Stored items

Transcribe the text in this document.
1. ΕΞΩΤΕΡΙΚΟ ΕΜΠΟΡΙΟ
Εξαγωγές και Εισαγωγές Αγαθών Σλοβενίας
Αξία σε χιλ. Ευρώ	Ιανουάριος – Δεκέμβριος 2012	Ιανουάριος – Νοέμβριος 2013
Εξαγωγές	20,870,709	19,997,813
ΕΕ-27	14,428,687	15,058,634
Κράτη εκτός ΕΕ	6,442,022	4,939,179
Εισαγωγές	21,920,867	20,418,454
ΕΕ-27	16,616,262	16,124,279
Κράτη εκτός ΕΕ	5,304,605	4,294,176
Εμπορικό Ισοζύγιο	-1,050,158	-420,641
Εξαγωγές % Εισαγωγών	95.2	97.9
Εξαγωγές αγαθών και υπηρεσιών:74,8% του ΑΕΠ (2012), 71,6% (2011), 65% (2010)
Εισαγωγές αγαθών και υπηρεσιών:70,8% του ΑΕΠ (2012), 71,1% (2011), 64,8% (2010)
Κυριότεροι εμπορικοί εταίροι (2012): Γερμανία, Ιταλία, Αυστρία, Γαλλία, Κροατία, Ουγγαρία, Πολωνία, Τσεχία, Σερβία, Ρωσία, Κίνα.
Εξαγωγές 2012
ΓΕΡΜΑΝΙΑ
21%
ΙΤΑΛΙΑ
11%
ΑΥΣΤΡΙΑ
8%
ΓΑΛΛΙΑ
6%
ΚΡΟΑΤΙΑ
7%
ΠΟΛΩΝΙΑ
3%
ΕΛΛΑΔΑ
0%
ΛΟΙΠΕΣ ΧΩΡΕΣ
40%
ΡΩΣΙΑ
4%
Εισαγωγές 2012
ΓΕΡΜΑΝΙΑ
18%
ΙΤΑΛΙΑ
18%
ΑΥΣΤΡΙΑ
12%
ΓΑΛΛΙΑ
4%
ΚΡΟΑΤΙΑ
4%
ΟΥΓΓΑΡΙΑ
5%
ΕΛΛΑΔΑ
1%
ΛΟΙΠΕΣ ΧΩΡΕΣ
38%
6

• [WHAT TO WORK ON]: Your task is to retype all the records above with nothing left out.

• [TASK SOLUTION]:
Transcribe the text in this document.
1. ΕΞΩΤΕΡΙΚΟ ΕΜΠΟΡΙΟ
Εξαγωγές και Εισαγωγές Αγαθών Σλοβενίας
Αξία σε χιλ. Ευρώ	Ιανουάριος – Δεκέμβριος 2012	Ιανουάριος – Νοέμβριος 2013
Εξαγωγές	20,870,709	19,997,813
ΕΕ-27	14,428,687	15,058,634
Κράτη εκτός ΕΕ	6,442,022	4,939,179
Εισαγωγές	21,920,867	20,418,454
ΕΕ-27	16,616,262	16,124,279
Κράτη εκτός ΕΕ	5,304,605	4,294,176
Εμπορικό Ισοζύγιο	-1,050,158	-420,641
Εξαγωγές % Εισαγωγών	95.2	97.9
Εξαγωγές αγαθών και υπηρεσιών:74,8% του ΑΕΠ (2012), 71,6% (2011), 65% (2010)
Εισαγωγές αγαθών και υπηρεσιών:70,8% του ΑΕΠ (2012), 71,1% (2011), 64,8% (2010)
Κυριότεροι εμπορικοί εταίροι (2012): Γερμανία, Ιταλία, Αυστρία, Γαλλία, Κροατία, Ουγγαρία, Πολωνία, Τσεχία, Σερβία, Ρωσία, Κίνα.
Εξαγωγές 2012
ΓΕΡΜΑΝΙΑ
21%
ΙΤΑΛΙΑ
11%
ΑΥΣΤΡΙΑ
8%
ΓΑΛΛΙΑ
6%
ΚΡΟΑΤΙΑ
7%
ΠΟΛΩΝΙΑ
3%
ΕΛΛΑΔΑ
0%
ΛΟΙΠΕΣ ΧΩΡΕΣ
40%
ΡΩΣΙΑ
4%
Εισαγωγές 2012
ΓΕΡΜΑΝΙΑ
18%
ΙΤΑΛΙΑ
18%
ΑΥΣΤΡΙΑ
12%
ΓΑΛΛΙΑ
4%
ΚΡΟΑΤΙΑ
4%
ΟΥΓΓΑΡΙΑ
5%
ΕΛΛΑΔΑ
1%
ΛΟΙΠΕΣ ΧΩΡΕΣ
38%
6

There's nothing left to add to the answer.